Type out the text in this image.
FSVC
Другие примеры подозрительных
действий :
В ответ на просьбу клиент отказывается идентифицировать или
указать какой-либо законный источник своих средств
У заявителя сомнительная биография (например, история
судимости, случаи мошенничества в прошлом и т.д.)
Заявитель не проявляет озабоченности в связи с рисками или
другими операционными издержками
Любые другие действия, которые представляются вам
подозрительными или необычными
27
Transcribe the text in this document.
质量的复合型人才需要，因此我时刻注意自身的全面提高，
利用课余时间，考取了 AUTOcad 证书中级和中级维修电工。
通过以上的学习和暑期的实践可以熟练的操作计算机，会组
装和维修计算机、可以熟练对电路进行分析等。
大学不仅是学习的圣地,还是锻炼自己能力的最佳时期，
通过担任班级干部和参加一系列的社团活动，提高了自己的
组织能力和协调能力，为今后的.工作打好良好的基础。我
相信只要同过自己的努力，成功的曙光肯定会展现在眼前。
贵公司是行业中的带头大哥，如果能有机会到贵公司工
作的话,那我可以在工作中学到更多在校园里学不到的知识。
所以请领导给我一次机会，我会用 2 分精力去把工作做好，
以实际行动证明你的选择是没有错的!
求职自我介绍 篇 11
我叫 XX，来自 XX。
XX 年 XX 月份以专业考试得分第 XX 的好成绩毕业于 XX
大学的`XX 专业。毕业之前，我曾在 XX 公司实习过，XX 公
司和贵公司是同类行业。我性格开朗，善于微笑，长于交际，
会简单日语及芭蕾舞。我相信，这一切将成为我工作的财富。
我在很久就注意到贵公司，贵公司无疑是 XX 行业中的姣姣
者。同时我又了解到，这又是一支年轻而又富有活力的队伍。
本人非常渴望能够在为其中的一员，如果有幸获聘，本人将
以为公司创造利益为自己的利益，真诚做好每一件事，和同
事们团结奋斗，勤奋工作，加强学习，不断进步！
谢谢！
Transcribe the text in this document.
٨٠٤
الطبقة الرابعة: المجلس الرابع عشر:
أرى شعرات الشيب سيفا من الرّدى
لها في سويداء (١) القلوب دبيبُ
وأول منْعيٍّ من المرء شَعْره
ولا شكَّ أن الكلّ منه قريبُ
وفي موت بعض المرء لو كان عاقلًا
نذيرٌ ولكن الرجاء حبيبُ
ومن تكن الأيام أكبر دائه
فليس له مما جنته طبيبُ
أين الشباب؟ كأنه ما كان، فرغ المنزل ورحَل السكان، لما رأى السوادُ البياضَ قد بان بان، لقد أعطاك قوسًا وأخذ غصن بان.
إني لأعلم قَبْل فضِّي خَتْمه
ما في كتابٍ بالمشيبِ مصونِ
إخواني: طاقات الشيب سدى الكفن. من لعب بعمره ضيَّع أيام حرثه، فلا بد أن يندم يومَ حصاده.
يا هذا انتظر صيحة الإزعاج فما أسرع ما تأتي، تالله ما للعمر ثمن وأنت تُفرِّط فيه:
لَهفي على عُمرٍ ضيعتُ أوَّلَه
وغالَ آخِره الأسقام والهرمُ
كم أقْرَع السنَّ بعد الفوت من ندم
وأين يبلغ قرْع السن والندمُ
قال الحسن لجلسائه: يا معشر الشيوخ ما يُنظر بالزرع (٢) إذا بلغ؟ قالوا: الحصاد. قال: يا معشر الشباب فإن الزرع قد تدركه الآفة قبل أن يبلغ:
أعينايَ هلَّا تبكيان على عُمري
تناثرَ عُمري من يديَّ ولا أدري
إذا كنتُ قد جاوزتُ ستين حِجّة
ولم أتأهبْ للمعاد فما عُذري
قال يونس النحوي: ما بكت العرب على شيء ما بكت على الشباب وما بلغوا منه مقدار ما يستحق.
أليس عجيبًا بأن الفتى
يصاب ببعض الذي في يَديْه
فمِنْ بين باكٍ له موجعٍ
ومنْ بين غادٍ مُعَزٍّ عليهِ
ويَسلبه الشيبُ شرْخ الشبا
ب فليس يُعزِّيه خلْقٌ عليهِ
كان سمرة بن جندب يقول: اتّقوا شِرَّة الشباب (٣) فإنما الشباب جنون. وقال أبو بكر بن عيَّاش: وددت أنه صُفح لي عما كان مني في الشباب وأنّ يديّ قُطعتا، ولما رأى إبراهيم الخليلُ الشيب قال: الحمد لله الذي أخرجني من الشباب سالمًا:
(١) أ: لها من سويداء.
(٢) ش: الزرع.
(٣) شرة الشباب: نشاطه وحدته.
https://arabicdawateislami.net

══════

Repeat each record exactly, leaving nothing out.

Type out the text in this image.
FSVC
Другие примеры подозрительных
действий :
В ответ на просьбу клиент отказывается идентифицировать или
указать какой-либо законный источник своих средств
У заявителя сомнительная биография (например, история
судимости, случаи мошенничества в прошлом и т.д.)
Заявитель не проявляет озабоченности в связи с рисками или
другими операционными издержками
Любые другие действия, которые представляются вам
подозрительными или необычными
27
Transcribe the text in this document.
质量的复合型人才需要，因此我时刻注意自身的全面提高，
利用课余时间，考取了 AUTOcad 证书中级和中级维修电工。
通过以上的学习和暑期的实践可以熟练的操作计算机，会组
装和维修计算机、可以熟练对电路进行分析等。
大学不仅是学习的圣地,还是锻炼自己能力的最佳时期，
通过担任班级干部和参加一系列的社团活动，提高了自己的
组织能力和协调能力，为今后的.工作打好良好的基础。我
相信只要同过自己的努力，成功的曙光肯定会展现在眼前。
贵公司是行业中的带头大哥，如果能有机会到贵公司工
作的话,那我可以在工作中学到更多在校园里学不到的知识。
所以请领导给我一次机会，我会用 2 分精力去把工作做好，
以实际行动证明你的选择是没有错的!
求职自我介绍 篇 11
我叫 XX，来自 XX。
XX 年 XX 月份以专业考试得分第 XX 的好成绩毕业于 XX
大学的`XX 专业。毕业之前，我曾在 XX 公司实习过，XX 公
司和贵公司是同类行业。我性格开朗，善于微笑，长于交际，
会简单日语及芭蕾舞。我相信，这一切将成为我工作的财富。
我在很久就注意到贵公司，贵公司无疑是 XX 行业中的姣姣
者。同时我又了解到，这又是一支年轻而又富有活力的队伍。
本人非常渴望能够在为其中的一员，如果有幸获聘，本人将
以为公司创造利益为自己的利益，真诚做好每一件事，和同
事们团结奋斗，勤奋工作，加强学习，不断进步！
谢谢！
Transcribe the text in this document.
٨٠٤
الطبقة الرابعة: المجلس الرابع عشر:
أرى شعرات الشيب سيفا من الرّدى
لها في سويداء (١) القلوب دبيبُ
وأول منْعيٍّ من المرء شَعْره
ولا شكَّ أن الكلّ منه قريبُ
وفي موت بعض المرء لو كان عاقلًا
نذيرٌ ولكن الرجاء حبيبُ
ومن تكن الأيام أكبر دائه
فليس له مما جنته طبيبُ
أين الشباب؟ كأنه ما كان، فرغ المنزل ورحَل السكان، لما رأى السوادُ البياضَ قد بان بان، لقد أعطاك قوسًا وأخذ غصن بان.
إني لأعلم قَبْل فضِّي خَتْمه
ما في كتابٍ بالمشيبِ مصونِ
إخواني: طاقات الشيب سدى الكفن. من لعب بعمره ضيَّع أيام حرثه، فلا بد أن يندم يومَ حصاده.
يا هذا انتظر صيحة الإزعاج فما أسرع ما تأتي، تالله ما للعمر ثمن وأنت تُفرِّط فيه:
لَهفي على عُمرٍ ضيعتُ أوَّلَه
وغالَ آخِره الأسقام والهرمُ
كم أقْرَع السنَّ بعد الفوت من ندم
وأين يبلغ قرْع السن والندمُ
قال الحسن لجلسائه: يا معشر الشيوخ ما يُنظر بالزرع (٢) إذا بلغ؟ قالوا: الحصاد. قال: يا معشر الشباب فإن الزرع قد تدركه الآفة قبل أن يبلغ:
أعينايَ هلَّا تبكيان على عُمري
تناثرَ عُمري من يديَّ ولا أدري
إذا كنتُ قد جاوزتُ ستين حِجّة
ولم أتأهبْ للمعاد فما عُذري
قال يونس النحوي: ما بكت العرب على شيء ما بكت على الشباب وما بلغوا منه مقدار ما يستحق.
أليس عجيبًا بأن الفتى
يصاب ببعض الذي في يَديْه
فمِنْ بين باكٍ له موجعٍ
ومنْ بين غادٍ مُعَزٍّ عليهِ
ويَسلبه الشيبُ شرْخ الشبا
ب فليس يُعزِّيه خلْقٌ عليهِ
كان سمرة بن جندب يقول: اتّقوا شِرَّة الشباب (٣) فإنما الشباب جنون. وقال أبو بكر بن عيَّاش: وددت أنه صُفح لي عما كان مني في الشباب وأنّ يديّ قُطعتا، ولما رأى إبراهيم الخليلُ الشيب قال: الحمد لله الذي أخرجني من الشباب سالمًا:
(١) أ: لها من سويداء.
(٢) ش: الزرع.
(٣) شرة الشباب: نشاطه وحدته.
https://arabicdawateislami.net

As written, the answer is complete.